What needs to be done: Which lines in the records below contain the word "whale"? Copy each of them.

[start]

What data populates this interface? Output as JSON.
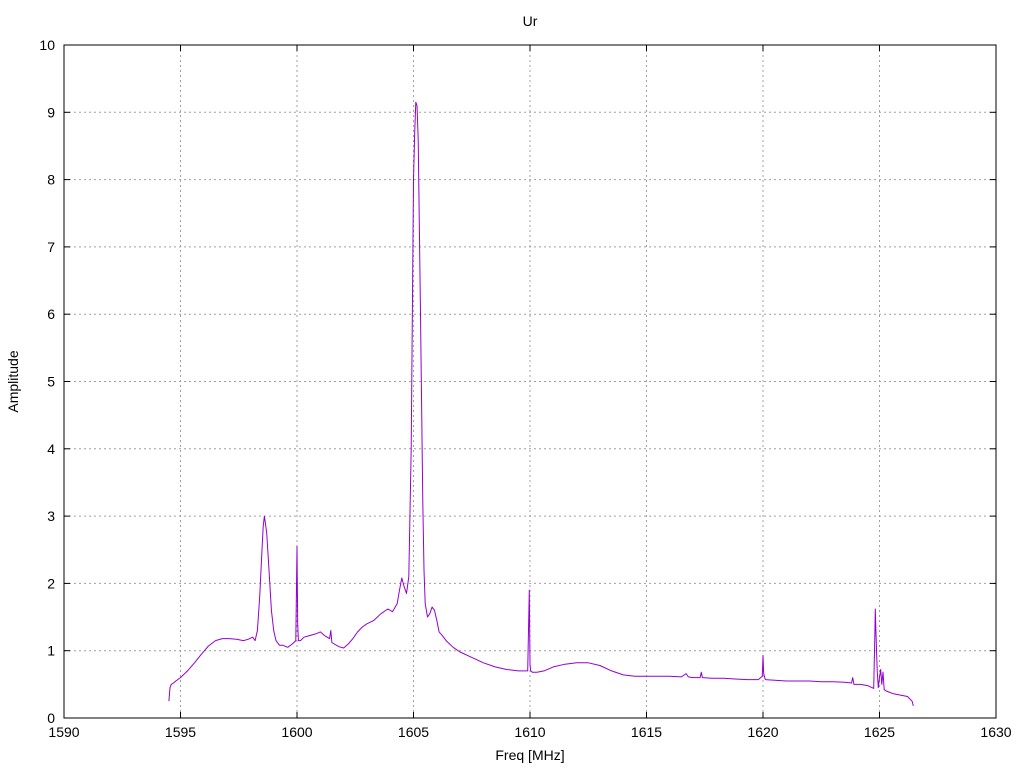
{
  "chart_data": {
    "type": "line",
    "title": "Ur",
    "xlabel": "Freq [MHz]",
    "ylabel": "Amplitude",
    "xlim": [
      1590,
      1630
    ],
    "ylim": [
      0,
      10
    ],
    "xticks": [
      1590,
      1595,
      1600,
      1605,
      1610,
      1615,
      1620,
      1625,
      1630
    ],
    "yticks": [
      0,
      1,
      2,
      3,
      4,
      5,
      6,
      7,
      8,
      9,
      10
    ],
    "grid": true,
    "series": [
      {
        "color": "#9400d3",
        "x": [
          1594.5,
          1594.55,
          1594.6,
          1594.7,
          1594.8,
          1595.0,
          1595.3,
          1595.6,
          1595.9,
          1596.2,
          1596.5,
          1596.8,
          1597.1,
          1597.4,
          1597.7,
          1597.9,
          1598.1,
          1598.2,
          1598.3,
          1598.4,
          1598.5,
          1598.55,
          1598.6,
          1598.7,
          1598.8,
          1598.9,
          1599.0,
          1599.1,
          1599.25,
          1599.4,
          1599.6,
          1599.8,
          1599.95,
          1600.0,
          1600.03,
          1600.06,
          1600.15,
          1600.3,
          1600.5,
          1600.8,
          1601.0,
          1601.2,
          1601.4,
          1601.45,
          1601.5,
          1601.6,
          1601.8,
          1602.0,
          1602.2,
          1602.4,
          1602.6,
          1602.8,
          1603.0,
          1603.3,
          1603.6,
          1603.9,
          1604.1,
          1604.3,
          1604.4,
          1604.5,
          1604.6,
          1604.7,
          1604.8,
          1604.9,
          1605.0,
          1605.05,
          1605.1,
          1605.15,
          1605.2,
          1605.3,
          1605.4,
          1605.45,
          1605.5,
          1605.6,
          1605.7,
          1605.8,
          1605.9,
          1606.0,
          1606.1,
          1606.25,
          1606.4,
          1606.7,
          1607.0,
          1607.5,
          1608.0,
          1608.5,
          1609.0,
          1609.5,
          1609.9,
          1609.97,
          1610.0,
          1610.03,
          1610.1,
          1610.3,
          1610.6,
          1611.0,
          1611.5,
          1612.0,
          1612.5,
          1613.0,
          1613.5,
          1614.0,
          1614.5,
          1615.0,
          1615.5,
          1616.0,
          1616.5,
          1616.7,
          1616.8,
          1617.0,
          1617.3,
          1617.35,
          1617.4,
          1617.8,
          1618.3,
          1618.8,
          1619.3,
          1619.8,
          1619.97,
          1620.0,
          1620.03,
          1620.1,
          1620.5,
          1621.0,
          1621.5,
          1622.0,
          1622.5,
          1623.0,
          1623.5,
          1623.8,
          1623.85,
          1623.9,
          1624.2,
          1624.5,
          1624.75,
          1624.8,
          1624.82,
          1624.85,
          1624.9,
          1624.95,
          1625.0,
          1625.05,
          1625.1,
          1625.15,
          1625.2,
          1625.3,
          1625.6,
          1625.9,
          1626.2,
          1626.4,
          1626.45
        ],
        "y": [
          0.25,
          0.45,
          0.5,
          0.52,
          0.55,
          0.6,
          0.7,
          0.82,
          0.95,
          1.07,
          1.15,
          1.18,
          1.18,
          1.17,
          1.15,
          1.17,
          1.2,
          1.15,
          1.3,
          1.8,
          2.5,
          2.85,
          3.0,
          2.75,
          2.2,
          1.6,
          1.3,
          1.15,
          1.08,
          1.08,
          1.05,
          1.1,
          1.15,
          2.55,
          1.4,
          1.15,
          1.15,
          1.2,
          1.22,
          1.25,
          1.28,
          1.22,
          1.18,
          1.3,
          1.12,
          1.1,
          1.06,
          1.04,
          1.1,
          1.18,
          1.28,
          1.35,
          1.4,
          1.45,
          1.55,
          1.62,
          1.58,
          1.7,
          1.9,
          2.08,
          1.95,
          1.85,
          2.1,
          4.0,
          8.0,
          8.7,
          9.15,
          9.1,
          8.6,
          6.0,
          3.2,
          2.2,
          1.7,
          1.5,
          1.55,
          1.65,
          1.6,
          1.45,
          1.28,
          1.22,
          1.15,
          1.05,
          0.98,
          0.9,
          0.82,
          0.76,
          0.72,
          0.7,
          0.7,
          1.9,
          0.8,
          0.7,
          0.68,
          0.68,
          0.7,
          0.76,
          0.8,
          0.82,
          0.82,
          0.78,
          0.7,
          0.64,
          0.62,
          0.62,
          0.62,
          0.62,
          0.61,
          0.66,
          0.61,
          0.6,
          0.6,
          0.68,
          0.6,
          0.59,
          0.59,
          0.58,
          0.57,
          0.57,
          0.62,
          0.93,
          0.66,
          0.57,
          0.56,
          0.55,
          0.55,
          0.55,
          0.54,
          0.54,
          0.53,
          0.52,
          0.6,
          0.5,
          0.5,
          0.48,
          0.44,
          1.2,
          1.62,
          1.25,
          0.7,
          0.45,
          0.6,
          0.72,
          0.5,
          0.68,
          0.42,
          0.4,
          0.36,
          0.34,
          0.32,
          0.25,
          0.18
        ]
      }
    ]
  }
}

[end]
[start]

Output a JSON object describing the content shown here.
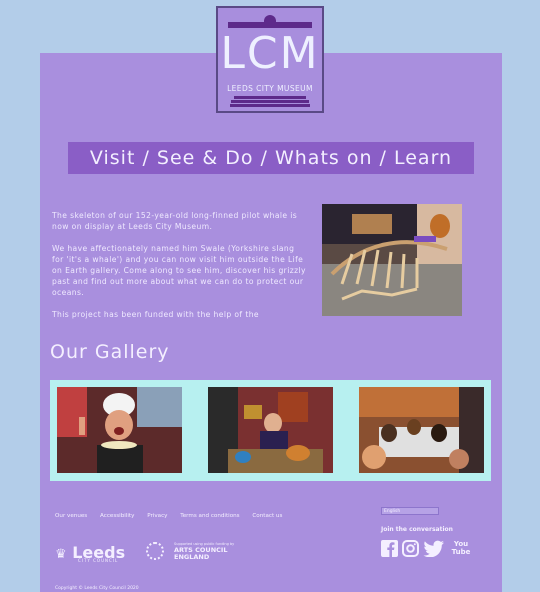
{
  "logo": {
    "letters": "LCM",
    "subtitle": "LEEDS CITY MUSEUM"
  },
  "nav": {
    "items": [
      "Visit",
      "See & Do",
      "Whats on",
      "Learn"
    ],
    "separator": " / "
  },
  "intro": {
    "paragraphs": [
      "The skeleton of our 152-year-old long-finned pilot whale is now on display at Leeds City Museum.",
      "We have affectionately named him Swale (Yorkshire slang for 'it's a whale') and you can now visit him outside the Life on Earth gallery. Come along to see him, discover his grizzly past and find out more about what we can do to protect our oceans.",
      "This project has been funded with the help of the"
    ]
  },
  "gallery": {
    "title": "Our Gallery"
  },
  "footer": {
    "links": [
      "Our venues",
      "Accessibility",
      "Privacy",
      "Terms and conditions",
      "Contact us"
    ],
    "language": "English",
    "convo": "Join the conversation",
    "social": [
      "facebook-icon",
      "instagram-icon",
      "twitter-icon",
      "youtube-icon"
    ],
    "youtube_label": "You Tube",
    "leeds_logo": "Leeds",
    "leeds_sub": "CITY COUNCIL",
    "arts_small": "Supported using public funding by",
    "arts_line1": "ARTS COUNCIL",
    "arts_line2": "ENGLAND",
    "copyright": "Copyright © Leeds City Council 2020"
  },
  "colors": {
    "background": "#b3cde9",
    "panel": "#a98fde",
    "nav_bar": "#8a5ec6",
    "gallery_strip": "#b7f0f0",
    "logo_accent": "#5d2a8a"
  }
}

[end]

Exercise result:
      "The skeleton of our 152-year-old long-finned pilot whale is now on display at Leeds City Museum.",
      "We have affectionately named him Swale (Yorkshire slang for 'it's a whale') and you can now visit him outside the Life on Earth gallery. Come along to see him, discover his grizzly past and find out more about what we can do to protect our oceans.",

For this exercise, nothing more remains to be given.